Problem description: Resume the article on Heaney's pottery with the sentence that comes after its last one.

Supplied passage:
Heaney’s journey into pottery first began on a part-time basis in the mid-80s.
“When I left full-time work in about 2002, I went to the Australian National University because they had some of the best potters in Australia working there,” Heaney said.
“Since then I have been working full-time.”
His work is considered experimental.
The pieces are not functional.
“My work references the vessel,” he said.
“I started off looking at the tea bowl, I love tea bowls.”
“Japanese, Korean, Chinese – there are millions of tea bowls produced every year and people who do it in the west, they do it with extraordinary skill, but there is nothing in it.
“I find them empty in terms of intellectual and emotional content.
“So, I decided to deconstruct the tea bowl and went off the wheel. I started to make things around a rough shape, referencing a bowl but using slabs and [started] breaking things up.
“They started getting bigger and bigger, now they are about 40-50cm, and they are flat.
“I work very quickly and I join very quickly. If you work quickly you can’t start to premeditate things.
“What determines what you do is A) the material and B) the size … and when they get into the kiln they start to warp and flatten.”
The works are made to be hung on the wall, rather than displayed on a table.

Records provided:
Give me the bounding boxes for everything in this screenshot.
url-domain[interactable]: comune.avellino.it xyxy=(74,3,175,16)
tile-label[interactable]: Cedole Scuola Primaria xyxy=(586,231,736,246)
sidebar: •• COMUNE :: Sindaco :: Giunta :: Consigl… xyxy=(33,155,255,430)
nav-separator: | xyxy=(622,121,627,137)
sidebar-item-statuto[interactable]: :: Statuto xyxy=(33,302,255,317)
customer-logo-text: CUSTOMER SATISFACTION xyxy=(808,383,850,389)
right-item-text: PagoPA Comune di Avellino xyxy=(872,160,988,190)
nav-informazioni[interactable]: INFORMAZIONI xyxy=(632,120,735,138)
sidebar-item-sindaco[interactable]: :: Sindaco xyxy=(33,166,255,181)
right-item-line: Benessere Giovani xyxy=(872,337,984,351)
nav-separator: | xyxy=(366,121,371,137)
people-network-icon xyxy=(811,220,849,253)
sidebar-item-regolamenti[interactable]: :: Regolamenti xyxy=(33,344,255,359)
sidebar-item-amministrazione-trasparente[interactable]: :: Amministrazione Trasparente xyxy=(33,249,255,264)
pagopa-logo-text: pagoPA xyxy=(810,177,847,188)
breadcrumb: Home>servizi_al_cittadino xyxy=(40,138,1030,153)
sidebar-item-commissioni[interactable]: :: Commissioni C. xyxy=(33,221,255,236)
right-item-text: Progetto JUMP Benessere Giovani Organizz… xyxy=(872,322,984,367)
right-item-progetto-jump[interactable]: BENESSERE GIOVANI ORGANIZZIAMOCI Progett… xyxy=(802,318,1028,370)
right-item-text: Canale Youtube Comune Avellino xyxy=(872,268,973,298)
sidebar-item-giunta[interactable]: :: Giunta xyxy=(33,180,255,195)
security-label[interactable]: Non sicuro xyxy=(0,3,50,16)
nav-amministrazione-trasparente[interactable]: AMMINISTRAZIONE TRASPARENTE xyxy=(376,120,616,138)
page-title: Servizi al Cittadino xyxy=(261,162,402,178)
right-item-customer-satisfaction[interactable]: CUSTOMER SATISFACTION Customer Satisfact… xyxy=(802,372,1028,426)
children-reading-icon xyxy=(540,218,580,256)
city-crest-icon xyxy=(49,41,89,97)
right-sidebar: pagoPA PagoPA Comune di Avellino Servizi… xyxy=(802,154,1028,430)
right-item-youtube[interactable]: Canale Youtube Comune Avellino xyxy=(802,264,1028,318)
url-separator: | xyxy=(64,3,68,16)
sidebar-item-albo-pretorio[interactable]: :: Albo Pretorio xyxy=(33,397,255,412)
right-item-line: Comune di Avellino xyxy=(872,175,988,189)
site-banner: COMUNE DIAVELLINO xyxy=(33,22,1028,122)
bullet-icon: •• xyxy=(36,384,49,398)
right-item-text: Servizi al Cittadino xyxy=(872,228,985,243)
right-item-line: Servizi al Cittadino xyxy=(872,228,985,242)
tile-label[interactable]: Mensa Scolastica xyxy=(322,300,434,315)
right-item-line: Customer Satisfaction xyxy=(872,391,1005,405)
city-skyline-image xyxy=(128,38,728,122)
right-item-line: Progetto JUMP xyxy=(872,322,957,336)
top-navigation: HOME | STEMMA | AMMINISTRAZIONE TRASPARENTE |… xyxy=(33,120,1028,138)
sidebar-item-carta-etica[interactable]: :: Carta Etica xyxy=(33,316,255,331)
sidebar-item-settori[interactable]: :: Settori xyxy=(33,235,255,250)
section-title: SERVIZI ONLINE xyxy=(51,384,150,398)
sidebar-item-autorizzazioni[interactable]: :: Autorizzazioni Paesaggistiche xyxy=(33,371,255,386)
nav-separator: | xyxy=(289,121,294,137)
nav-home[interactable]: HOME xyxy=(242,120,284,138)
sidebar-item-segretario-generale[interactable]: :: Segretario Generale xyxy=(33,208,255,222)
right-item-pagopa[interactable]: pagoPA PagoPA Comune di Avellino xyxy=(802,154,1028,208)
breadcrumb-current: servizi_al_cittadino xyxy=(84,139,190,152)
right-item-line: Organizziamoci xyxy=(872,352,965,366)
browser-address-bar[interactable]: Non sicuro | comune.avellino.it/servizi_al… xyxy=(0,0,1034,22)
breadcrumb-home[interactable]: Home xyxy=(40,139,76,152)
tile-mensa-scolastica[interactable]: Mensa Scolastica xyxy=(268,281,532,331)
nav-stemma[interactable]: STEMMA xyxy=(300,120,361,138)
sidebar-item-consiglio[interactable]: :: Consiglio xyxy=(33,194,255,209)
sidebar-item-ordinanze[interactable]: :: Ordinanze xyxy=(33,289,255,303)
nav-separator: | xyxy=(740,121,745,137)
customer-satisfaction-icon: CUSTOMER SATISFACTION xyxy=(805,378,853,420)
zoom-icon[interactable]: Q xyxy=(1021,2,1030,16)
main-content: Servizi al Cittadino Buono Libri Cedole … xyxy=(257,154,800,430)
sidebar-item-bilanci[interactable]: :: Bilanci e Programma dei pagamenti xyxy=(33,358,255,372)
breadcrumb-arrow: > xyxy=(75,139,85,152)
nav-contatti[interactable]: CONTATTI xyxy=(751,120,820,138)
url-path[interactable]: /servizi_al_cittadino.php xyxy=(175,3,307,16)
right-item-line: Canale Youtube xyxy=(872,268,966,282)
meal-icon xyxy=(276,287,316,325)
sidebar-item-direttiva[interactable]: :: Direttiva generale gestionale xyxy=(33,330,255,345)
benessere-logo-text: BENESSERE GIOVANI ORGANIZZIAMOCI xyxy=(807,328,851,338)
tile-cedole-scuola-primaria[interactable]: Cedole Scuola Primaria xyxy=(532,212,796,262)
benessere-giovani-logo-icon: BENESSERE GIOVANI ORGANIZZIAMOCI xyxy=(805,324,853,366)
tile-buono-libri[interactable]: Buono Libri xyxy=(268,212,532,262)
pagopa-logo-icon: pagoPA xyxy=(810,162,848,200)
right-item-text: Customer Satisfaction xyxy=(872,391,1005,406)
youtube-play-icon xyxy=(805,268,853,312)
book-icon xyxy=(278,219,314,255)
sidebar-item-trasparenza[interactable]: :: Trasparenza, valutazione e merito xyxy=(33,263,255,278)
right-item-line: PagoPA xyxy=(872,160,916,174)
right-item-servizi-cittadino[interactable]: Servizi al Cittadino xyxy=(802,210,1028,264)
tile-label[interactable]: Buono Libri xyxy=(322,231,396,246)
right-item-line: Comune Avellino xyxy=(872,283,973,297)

Reply to the task:
“People who collect my work, one bloke said, ‘You do know this is going to go on the table,” Heaney said.
“There is a different story to it when they go on a wall, and that's what I find interesting.
"If it’s on a table there are different expectations for what it’s going to be used for, it’s homely.
“If you put it up on a wall, and people have been doing this since the Renaissance, they are there to provide a narrative.
“The use is to provide a narrative rather than to hold food.
“Holding food is a very honorable thing, but this is a different way of doing it.”
Heaney will soon exhibit about nine pieces of art at an exhibition titled Love and Friendship at Hamilton’s Gallery 139.
Some of the works demonstrate the artist’s ongoing interest in textiles, including hat
The exhibition runs from May 3-20, at Gallery 139, 139 Beaumont Street, Hamilton.